* **Work required**: Copy the full set of lines exactly as given.

* **Data excerpts**:
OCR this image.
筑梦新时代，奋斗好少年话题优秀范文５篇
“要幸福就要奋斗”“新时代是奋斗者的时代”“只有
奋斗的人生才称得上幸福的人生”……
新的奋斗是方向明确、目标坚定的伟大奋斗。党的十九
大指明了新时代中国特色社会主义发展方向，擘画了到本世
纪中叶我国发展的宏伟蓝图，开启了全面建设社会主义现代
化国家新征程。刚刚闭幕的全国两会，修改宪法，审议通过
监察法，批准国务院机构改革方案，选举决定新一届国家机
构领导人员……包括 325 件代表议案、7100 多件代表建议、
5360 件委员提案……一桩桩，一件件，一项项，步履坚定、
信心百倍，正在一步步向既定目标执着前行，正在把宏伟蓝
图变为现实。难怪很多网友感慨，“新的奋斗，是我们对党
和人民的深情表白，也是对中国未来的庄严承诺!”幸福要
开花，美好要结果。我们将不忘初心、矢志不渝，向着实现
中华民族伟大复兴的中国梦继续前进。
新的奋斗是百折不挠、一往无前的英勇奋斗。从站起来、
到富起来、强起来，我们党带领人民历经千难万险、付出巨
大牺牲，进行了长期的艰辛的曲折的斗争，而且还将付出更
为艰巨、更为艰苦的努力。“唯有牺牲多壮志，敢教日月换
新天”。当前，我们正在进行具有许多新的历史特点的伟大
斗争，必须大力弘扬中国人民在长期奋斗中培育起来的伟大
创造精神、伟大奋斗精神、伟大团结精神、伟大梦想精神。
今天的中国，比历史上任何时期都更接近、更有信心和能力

* **Answer below**:
OCR this image.
筑梦新时代，奋斗好少年话题优秀范文５篇
“要幸福就要奋斗”“新时代是奋斗者的时代”“只有
奋斗的人生才称得上幸福的人生”……
新的奋斗是方向明确、目标坚定的伟大奋斗。党的十九
大指明了新时代中国特色社会主义发展方向，擘画了到本世
纪中叶我国发展的宏伟蓝图，开启了全面建设社会主义现代
化国家新征程。刚刚闭幕的全国两会，修改宪法，审议通过
监察法，批准国务院机构改革方案，选举决定新一届国家机
构领导人员……包括 325 件代表议案、7100 多件代表建议、
5360 件委员提案……一桩桩，一件件，一项项，步履坚定、
信心百倍，正在一步步向既定目标执着前行，正在把宏伟蓝
图变为现实。难怪很多网友感慨，“新的奋斗，是我们对党
和人民的深情表白，也是对中国未来的庄严承诺!”幸福要
开花，美好要结果。我们将不忘初心、矢志不渝，向着实现
中华民族伟大复兴的中国梦继续前进。
新的奋斗是百折不挠、一往无前的英勇奋斗。从站起来、
到富起来、强起来，我们党带领人民历经千难万险、付出巨
大牺牲，进行了长期的艰辛的曲折的斗争，而且还将付出更
为艰巨、更为艰苦的努力。“唯有牺牲多壮志，敢教日月换
新天”。当前，我们正在进行具有许多新的历史特点的伟大
斗争，必须大力弘扬中国人民在长期奋斗中培育起来的伟大
创造精神、伟大奋斗精神、伟大团结精神、伟大梦想精神。
今天的中国，比历史上任何时期都更接近、更有信心和能力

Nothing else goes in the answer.